%%

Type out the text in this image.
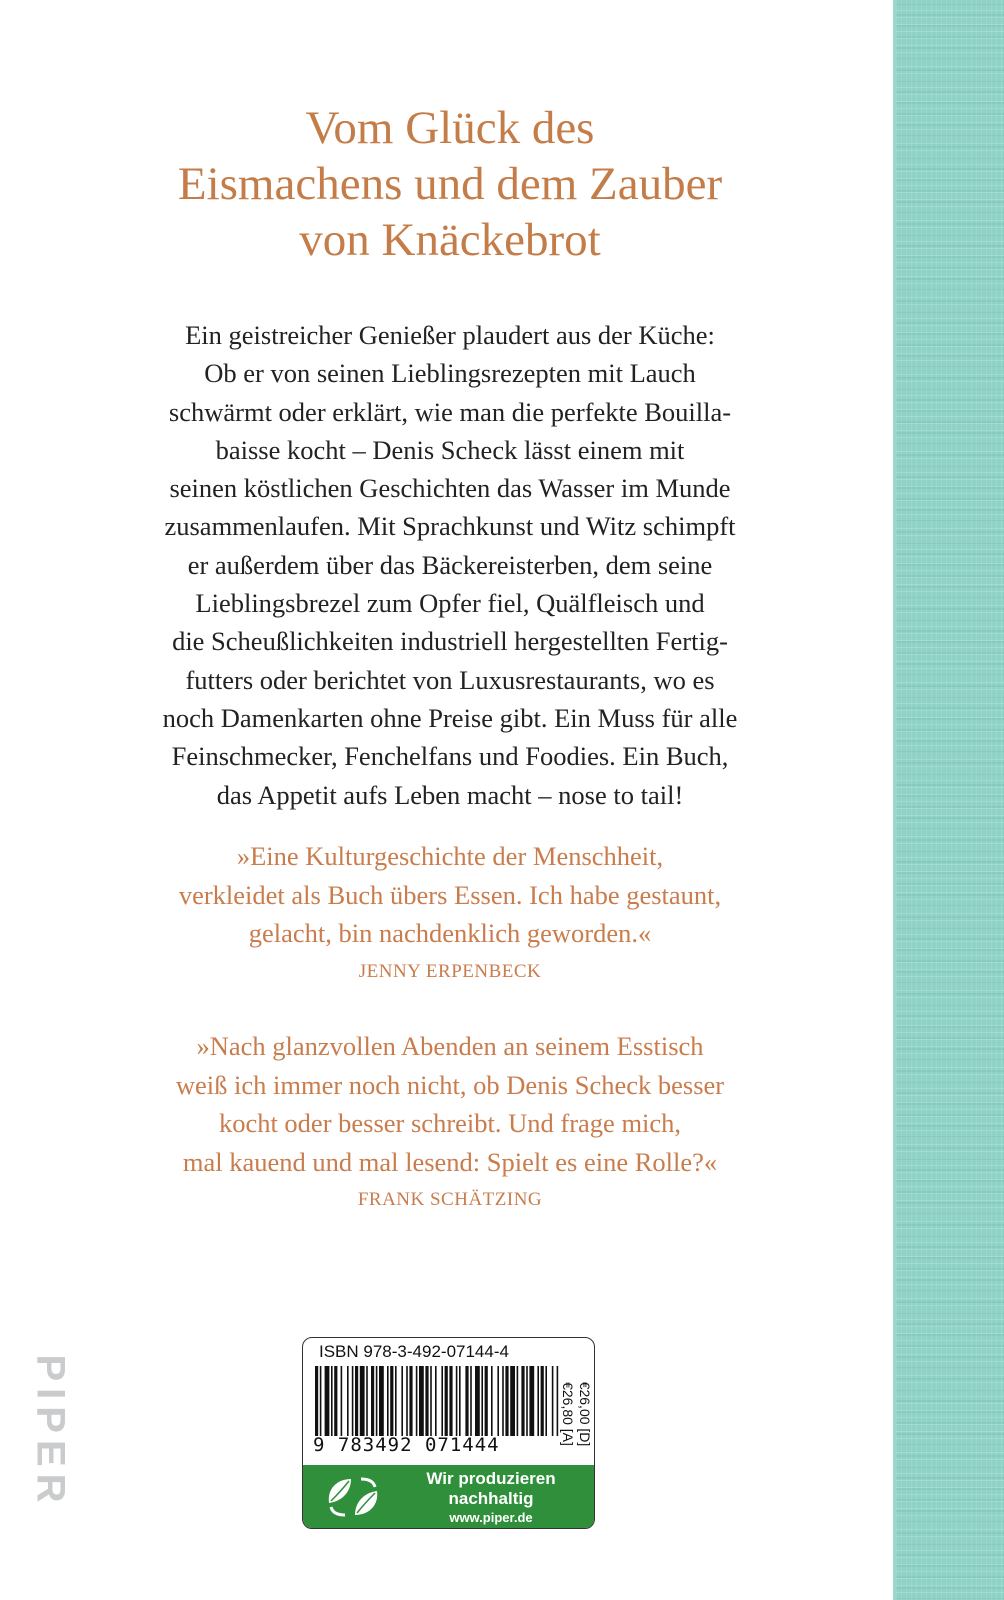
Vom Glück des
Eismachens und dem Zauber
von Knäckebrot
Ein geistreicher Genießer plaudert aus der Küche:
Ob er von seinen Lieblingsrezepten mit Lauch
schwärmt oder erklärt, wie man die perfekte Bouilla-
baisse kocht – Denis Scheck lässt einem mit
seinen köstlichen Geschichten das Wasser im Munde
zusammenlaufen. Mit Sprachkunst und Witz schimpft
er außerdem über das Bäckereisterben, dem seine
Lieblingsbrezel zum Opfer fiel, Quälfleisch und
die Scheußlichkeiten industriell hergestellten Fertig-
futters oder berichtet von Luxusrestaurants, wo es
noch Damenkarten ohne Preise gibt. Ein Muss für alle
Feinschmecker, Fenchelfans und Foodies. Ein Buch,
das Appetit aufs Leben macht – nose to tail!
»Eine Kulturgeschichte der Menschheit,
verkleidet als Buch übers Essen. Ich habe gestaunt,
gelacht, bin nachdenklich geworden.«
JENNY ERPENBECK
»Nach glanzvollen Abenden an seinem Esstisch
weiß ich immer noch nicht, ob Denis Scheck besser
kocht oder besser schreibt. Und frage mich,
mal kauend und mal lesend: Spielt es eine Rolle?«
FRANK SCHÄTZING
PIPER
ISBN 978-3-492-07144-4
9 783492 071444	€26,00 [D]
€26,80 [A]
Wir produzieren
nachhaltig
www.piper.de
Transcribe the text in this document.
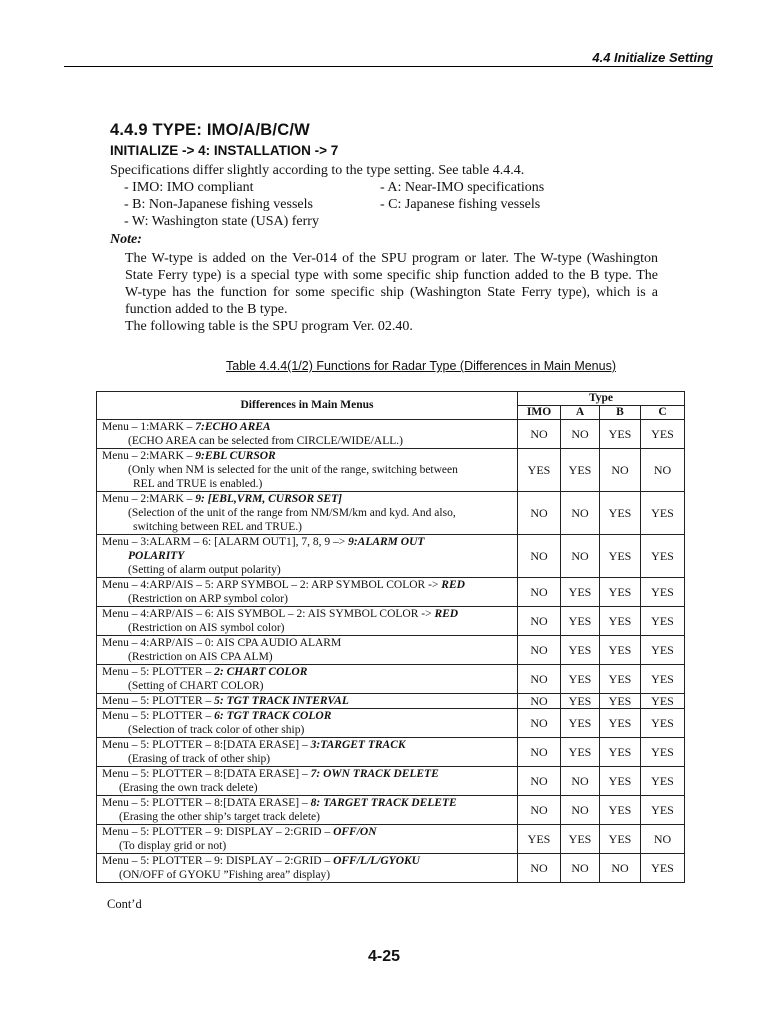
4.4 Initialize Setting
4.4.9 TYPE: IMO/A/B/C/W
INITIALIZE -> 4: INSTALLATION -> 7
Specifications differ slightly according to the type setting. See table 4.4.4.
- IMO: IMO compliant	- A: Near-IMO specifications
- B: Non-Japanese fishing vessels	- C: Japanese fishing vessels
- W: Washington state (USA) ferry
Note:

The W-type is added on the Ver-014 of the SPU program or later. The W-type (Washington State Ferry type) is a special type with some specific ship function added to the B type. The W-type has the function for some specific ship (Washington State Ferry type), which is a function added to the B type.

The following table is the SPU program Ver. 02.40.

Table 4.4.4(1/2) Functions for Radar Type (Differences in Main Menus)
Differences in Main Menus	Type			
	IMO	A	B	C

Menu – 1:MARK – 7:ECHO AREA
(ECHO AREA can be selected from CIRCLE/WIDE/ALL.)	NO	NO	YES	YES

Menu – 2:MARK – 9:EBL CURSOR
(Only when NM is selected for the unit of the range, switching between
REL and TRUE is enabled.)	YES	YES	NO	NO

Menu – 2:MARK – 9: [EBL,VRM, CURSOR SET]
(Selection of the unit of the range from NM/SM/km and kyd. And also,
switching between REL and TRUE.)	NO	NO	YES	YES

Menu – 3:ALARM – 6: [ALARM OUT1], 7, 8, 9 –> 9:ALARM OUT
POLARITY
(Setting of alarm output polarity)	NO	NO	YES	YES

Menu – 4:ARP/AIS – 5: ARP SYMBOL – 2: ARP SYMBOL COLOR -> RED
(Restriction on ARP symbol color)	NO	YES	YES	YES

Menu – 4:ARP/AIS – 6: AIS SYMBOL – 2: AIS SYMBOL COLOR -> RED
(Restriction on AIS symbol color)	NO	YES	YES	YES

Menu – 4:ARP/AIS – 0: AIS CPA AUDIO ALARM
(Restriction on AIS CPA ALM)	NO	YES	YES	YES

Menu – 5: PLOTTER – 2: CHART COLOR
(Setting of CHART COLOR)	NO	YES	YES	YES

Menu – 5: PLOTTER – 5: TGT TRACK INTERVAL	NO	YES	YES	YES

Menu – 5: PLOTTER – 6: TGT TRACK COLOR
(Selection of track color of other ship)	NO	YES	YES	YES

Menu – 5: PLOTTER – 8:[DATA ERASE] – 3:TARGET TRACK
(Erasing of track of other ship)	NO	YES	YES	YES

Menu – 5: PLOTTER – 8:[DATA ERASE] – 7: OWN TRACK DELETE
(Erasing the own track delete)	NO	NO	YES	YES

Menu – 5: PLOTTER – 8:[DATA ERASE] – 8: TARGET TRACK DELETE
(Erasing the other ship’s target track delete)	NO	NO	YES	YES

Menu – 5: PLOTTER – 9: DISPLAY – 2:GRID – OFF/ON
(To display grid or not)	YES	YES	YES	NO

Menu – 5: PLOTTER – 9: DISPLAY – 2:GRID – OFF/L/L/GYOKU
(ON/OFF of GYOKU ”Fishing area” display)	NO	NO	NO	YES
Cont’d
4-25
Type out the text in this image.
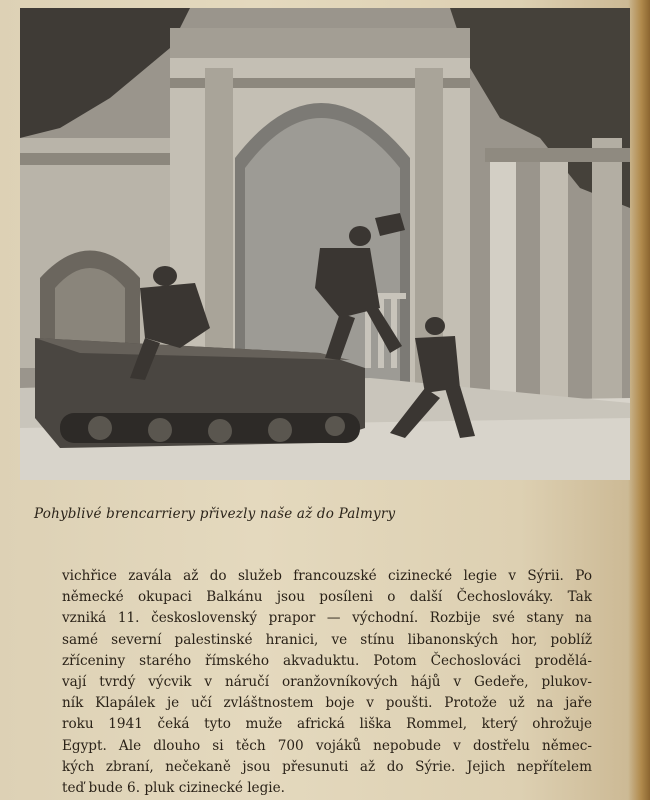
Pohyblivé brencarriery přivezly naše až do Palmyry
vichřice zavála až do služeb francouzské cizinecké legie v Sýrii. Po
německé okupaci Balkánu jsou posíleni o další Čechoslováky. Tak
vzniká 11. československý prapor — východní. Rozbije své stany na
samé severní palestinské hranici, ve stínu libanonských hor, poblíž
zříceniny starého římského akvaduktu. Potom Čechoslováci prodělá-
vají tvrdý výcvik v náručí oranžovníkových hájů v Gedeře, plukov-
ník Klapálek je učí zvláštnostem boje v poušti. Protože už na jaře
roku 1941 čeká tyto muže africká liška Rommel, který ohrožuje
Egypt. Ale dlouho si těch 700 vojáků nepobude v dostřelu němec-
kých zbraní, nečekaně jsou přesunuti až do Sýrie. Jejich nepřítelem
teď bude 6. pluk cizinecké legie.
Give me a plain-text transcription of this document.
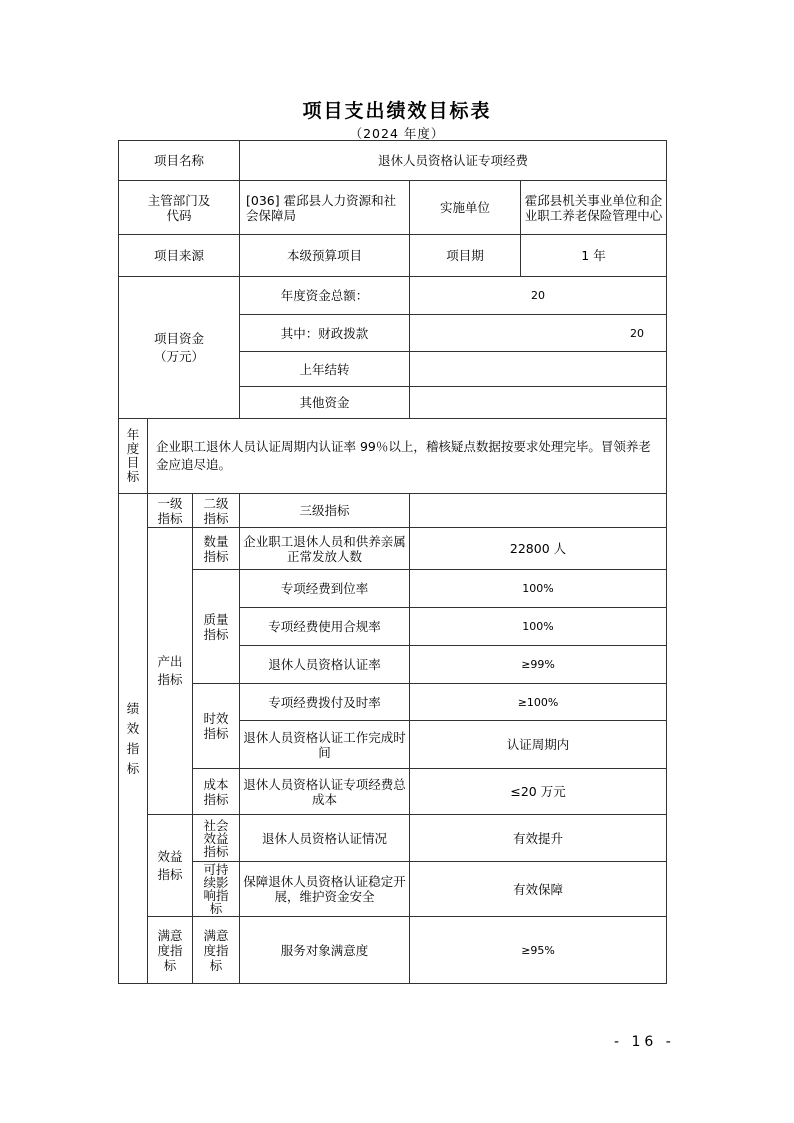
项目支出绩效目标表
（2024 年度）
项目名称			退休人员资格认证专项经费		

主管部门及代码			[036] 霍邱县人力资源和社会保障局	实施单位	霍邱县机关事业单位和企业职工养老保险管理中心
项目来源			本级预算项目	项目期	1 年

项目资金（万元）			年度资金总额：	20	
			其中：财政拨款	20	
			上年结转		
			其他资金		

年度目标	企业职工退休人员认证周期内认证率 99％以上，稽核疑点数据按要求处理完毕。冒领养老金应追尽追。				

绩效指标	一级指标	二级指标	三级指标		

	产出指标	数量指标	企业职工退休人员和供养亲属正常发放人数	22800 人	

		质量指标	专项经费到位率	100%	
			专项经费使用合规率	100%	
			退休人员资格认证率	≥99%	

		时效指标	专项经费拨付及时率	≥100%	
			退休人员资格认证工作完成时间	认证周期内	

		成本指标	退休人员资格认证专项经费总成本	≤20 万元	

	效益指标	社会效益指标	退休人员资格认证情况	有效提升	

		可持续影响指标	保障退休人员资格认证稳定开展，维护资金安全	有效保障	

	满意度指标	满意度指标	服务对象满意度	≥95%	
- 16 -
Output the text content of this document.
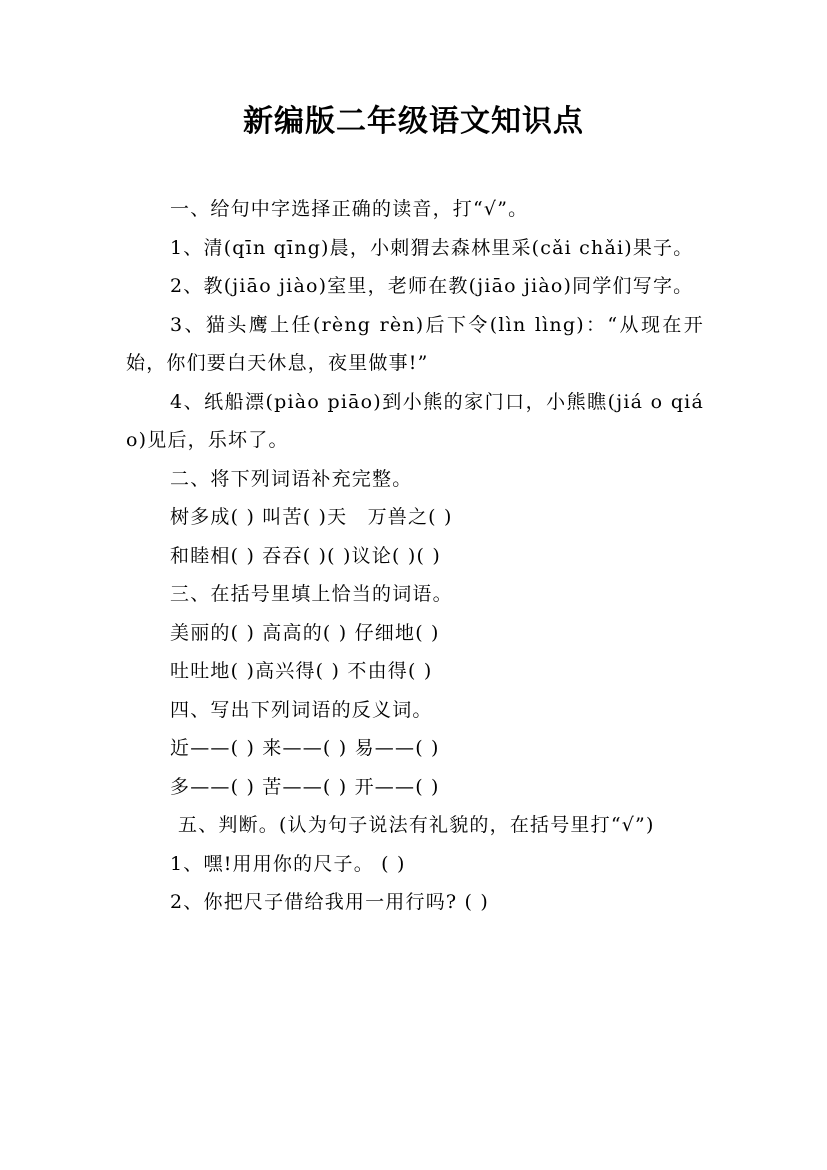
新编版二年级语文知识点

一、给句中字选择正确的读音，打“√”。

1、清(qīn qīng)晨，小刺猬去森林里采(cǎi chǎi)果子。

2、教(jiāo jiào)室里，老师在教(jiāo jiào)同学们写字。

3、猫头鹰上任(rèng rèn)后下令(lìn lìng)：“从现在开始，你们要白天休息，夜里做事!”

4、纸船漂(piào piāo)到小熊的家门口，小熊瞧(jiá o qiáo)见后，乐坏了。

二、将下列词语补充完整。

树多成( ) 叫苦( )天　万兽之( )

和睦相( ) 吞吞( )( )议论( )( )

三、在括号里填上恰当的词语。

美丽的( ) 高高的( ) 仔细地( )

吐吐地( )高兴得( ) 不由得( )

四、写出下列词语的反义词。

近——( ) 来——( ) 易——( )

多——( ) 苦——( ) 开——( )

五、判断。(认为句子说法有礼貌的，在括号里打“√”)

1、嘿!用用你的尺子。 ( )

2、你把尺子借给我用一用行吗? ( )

%%

### EXERCISE BRIEF
Each line from the one containing "Output the text content of this document." through the last line of the entries above is to be extracted exactly. Pictures are not part of the copy.

### OUTPUT FOR THIS TASK
Output the text content of this document.
新编版二年级语文知识点

一、给句中字选择正确的读音，打“√”。

1、清(qīn qīng)晨，小刺猬去森林里采(cǎi chǎi)果子。

2、教(jiāo jiào)室里，老师在教(jiāo jiào)同学们写字。

3、猫头鹰上任(rèng rèn)后下令(lìn lìng)：“从现在开始，你们要白天休息，夜里做事!”

4、纸船漂(piào piāo)到小熊的家门口，小熊瞧(jiá o qiáo)见后，乐坏了。

二、将下列词语补充完整。

树多成( ) 叫苦( )天　万兽之( )

和睦相( ) 吞吞( )( )议论( )( )

三、在括号里填上恰当的词语。

美丽的( ) 高高的( ) 仔细地( )

吐吐地( )高兴得( ) 不由得( )

四、写出下列词语的反义词。

近——( ) 来——( ) 易——( )

多——( ) 苦——( ) 开——( )

五、判断。(认为句子说法有礼貌的，在括号里打“√”)

1、嘿!用用你的尺子。 ( )

2、你把尺子借给我用一用行吗? ( )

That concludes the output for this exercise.